Collected data entries:
## START
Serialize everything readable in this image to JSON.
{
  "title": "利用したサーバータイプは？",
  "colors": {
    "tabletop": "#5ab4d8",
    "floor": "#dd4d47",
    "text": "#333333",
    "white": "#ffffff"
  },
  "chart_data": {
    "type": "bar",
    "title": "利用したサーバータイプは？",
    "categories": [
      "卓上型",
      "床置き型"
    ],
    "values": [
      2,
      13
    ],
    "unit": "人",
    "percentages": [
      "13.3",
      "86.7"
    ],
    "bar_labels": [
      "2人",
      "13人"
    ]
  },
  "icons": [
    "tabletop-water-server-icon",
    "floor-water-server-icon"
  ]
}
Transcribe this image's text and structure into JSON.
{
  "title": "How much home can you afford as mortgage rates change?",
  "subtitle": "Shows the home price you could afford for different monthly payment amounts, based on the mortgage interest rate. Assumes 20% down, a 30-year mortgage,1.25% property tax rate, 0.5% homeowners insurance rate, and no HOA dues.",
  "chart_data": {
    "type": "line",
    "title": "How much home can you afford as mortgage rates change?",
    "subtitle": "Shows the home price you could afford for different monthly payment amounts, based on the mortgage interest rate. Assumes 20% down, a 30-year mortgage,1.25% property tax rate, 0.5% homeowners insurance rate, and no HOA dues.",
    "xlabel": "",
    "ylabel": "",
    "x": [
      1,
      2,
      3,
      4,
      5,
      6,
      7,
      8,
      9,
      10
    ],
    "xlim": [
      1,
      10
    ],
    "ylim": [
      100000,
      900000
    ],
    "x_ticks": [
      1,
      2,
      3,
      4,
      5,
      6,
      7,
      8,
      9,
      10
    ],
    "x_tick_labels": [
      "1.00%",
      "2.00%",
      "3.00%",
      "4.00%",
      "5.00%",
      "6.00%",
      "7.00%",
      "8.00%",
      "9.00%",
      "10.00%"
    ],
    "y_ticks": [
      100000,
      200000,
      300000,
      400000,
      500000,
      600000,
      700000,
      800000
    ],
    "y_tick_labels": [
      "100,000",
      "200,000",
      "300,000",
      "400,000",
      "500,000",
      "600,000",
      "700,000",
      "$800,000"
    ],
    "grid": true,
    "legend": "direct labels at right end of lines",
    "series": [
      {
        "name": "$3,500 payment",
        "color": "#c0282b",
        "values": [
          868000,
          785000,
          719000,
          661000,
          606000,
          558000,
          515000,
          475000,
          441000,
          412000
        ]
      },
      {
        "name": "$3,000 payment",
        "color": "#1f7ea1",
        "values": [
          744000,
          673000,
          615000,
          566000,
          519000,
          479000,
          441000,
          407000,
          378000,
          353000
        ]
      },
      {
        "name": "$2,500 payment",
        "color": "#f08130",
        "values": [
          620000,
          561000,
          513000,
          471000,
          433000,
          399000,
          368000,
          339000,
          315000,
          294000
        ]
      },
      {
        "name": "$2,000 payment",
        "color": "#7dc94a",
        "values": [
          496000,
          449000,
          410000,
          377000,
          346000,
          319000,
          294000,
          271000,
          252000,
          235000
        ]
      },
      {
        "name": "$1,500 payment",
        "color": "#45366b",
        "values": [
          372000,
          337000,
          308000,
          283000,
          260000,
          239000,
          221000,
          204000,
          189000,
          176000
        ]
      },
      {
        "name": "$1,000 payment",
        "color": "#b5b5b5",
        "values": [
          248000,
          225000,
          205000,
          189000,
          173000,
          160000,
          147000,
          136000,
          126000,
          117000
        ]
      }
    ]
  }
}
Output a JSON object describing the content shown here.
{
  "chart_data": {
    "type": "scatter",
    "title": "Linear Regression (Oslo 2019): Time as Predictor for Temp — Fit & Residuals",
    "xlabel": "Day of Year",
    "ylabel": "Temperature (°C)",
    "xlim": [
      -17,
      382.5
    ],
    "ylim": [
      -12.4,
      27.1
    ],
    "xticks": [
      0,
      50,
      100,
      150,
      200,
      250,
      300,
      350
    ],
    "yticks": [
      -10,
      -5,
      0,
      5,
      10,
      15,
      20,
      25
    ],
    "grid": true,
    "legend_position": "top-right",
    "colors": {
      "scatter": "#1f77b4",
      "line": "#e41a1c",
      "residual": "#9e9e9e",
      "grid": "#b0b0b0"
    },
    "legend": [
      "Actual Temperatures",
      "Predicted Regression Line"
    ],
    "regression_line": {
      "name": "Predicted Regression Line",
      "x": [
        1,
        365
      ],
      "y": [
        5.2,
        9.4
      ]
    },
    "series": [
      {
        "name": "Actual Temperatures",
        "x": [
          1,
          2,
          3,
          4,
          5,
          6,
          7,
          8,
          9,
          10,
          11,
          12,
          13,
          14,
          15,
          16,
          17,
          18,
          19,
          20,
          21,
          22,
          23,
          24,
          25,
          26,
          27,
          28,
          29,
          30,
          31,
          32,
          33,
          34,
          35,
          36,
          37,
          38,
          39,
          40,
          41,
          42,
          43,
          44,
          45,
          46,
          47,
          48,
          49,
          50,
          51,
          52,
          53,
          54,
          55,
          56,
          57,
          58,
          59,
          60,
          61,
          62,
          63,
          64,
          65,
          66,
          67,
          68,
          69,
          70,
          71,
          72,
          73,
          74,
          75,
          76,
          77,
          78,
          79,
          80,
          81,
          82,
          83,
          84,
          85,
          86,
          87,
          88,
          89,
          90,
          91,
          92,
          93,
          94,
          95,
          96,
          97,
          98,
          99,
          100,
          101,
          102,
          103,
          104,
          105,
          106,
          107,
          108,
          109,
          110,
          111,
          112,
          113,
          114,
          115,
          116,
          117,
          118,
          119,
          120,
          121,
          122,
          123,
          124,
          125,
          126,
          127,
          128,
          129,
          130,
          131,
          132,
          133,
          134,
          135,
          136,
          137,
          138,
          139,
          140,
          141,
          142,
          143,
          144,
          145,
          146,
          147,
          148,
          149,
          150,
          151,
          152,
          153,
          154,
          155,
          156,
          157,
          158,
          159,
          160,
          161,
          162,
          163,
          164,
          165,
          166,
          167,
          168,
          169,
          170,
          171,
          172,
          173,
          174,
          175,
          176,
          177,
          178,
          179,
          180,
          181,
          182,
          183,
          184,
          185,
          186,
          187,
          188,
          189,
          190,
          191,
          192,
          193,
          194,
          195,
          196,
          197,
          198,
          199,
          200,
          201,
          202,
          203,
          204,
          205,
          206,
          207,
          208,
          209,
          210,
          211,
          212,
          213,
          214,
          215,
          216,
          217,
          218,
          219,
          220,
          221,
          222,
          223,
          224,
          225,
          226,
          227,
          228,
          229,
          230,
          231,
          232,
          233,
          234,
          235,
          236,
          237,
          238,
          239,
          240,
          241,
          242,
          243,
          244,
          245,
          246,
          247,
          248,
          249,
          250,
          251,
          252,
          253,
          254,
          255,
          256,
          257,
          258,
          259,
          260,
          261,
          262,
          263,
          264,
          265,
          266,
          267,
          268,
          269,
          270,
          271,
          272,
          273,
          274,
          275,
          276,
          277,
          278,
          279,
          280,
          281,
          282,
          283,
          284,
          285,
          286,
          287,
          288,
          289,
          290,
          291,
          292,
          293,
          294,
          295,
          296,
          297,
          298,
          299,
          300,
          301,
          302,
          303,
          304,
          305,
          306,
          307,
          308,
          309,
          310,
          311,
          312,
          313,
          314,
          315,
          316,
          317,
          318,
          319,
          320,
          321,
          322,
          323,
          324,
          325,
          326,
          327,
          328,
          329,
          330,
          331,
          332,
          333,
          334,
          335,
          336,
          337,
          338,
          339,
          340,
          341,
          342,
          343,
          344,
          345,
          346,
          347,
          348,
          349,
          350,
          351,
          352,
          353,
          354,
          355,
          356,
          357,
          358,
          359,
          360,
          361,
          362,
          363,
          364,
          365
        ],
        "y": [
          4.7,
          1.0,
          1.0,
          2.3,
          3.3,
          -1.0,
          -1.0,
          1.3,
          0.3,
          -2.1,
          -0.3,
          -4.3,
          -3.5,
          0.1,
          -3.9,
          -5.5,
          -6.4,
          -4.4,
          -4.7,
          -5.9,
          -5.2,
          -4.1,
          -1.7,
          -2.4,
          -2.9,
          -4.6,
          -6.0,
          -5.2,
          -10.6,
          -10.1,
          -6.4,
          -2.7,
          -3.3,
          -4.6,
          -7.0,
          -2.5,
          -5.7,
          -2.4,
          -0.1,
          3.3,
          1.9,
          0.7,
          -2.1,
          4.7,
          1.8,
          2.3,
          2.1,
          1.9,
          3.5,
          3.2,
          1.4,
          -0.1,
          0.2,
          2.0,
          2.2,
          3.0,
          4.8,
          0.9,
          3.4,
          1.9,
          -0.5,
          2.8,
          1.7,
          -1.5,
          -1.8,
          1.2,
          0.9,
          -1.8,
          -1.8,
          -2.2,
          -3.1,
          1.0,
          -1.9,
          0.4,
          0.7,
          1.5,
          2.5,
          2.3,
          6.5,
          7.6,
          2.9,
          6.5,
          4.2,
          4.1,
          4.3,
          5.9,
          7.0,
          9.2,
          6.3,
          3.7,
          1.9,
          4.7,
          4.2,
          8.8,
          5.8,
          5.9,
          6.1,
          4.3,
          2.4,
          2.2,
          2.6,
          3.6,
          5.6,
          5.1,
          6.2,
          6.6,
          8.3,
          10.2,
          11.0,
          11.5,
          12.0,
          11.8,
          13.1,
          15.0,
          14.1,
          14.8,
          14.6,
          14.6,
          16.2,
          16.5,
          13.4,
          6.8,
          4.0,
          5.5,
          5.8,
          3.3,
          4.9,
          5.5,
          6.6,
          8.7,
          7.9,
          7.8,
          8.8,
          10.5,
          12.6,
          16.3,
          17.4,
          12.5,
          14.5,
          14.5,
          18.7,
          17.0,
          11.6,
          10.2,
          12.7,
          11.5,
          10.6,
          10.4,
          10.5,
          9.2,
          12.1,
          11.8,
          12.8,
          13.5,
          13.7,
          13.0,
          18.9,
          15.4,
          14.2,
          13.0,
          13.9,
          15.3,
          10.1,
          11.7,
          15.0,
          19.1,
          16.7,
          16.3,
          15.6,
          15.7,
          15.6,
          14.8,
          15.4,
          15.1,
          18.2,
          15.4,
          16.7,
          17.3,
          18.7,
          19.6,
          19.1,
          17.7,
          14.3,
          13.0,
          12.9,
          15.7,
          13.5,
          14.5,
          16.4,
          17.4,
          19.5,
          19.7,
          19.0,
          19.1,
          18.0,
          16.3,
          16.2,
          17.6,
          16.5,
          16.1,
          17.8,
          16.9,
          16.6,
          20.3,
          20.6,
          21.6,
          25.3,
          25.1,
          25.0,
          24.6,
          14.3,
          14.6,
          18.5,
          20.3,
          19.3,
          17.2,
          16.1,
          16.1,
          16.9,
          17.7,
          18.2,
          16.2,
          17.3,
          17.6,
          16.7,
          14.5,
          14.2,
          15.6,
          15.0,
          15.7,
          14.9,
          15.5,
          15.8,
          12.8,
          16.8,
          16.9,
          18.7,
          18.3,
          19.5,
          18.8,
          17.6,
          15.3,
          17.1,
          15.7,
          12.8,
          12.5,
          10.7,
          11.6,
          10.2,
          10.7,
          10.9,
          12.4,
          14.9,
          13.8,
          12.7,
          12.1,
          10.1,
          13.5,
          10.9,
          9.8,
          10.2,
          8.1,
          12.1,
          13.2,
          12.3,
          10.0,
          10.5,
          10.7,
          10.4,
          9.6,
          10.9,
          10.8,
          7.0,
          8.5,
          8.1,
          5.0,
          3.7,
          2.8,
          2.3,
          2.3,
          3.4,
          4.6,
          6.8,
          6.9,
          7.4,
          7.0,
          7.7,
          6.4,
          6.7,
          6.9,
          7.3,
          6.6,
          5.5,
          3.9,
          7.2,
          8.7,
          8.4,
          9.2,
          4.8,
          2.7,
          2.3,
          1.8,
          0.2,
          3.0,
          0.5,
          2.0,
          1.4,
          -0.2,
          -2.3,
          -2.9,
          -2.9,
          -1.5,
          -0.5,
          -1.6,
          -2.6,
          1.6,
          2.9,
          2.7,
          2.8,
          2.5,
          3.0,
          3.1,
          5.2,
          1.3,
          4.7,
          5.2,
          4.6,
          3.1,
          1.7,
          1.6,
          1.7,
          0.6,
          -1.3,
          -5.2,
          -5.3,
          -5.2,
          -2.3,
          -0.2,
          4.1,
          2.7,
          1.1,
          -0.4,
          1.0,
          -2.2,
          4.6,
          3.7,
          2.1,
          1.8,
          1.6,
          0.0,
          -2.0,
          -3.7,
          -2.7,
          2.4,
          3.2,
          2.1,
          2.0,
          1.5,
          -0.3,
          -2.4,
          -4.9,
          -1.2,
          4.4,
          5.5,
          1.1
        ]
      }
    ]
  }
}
## END
What is being asked
From the entries above, copy every line where the word "rates" shows up.

Task answer
  "title": "How much home can you afford as mortgage rates change?",
    "title": "How much home can you afford as mortgage rates change?",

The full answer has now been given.